**THE TASK**
Exactly repeat the material, dropping only the pictures.

— BEGIN SUPPLIED RECORDS —

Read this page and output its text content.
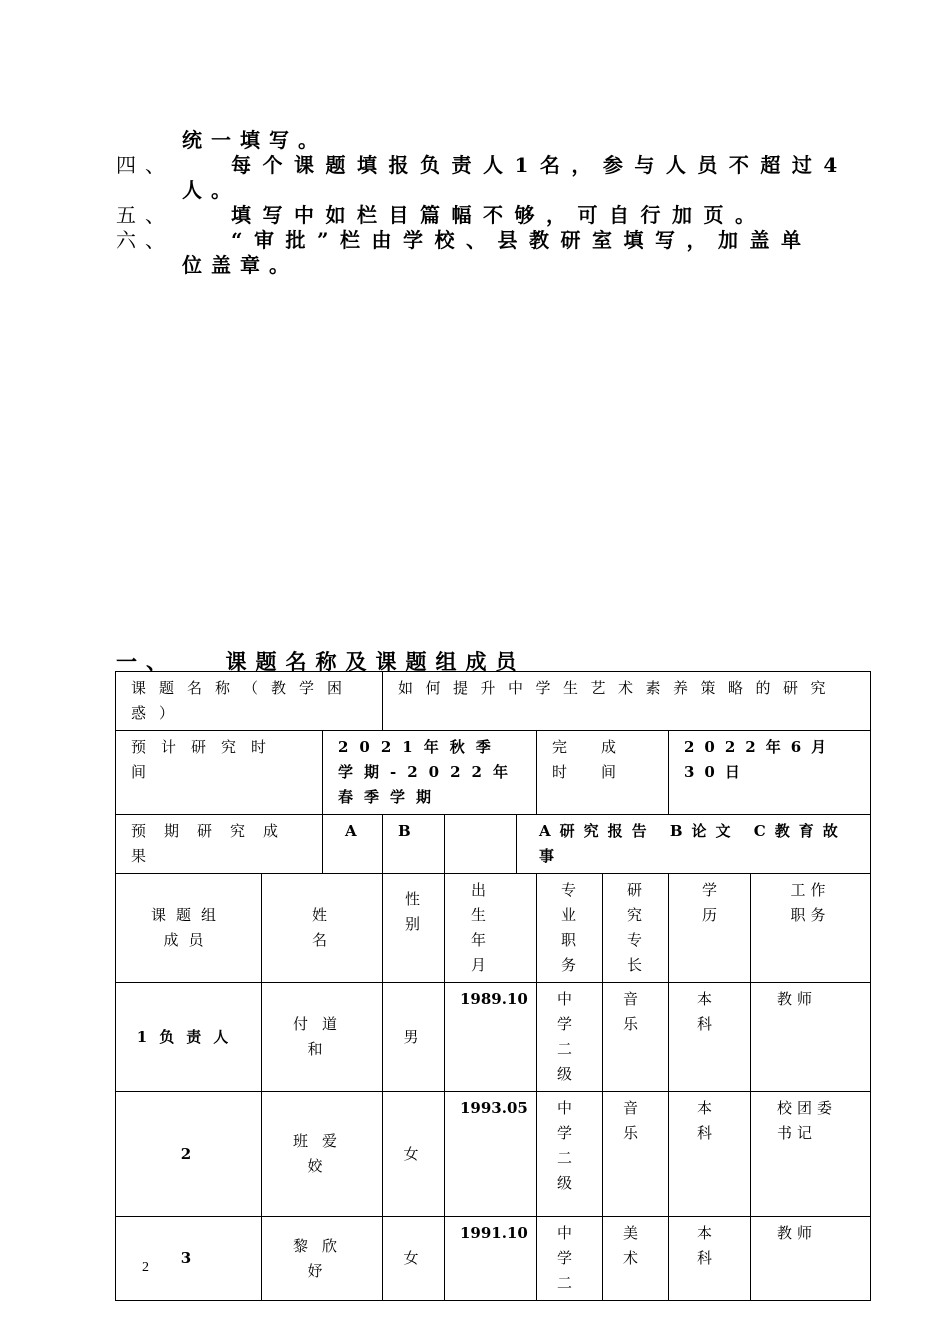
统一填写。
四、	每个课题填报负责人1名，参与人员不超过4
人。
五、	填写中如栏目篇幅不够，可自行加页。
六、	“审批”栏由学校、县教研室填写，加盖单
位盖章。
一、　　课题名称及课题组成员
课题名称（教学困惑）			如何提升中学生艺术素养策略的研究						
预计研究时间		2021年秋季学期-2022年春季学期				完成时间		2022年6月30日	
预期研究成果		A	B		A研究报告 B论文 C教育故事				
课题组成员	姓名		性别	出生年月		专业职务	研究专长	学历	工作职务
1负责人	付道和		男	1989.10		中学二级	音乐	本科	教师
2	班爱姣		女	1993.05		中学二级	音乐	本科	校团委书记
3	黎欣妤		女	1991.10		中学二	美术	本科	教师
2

— END SUPPLIED RECORDS —

**THE ANSWER**
Read this page and output its text content.
统一填写。
四、	每个课题填报负责人1名，参与人员不超过4
人。
五、	填写中如栏目篇幅不够，可自行加页。
六、	“审批”栏由学校、县教研室填写，加盖单
位盖章。
一、　　课题名称及课题组成员
课题名称（教学困惑）			如何提升中学生艺术素养策略的研究						
预计研究时间		2021年秋季学期-2022年春季学期				完成时间		2022年6月30日	
预期研究成果		A	B		A研究报告 B论文 C教育故事				
课题组成员	姓名		性别	出生年月		专业职务	研究专长	学历	工作职务
1负责人	付道和		男	1989.10		中学二级	音乐	本科	教师
2	班爱姣		女	1993.05		中学二级	音乐	本科	校团委书记
3	黎欣妤		女	1991.10		中学二	美术	本科	教师
2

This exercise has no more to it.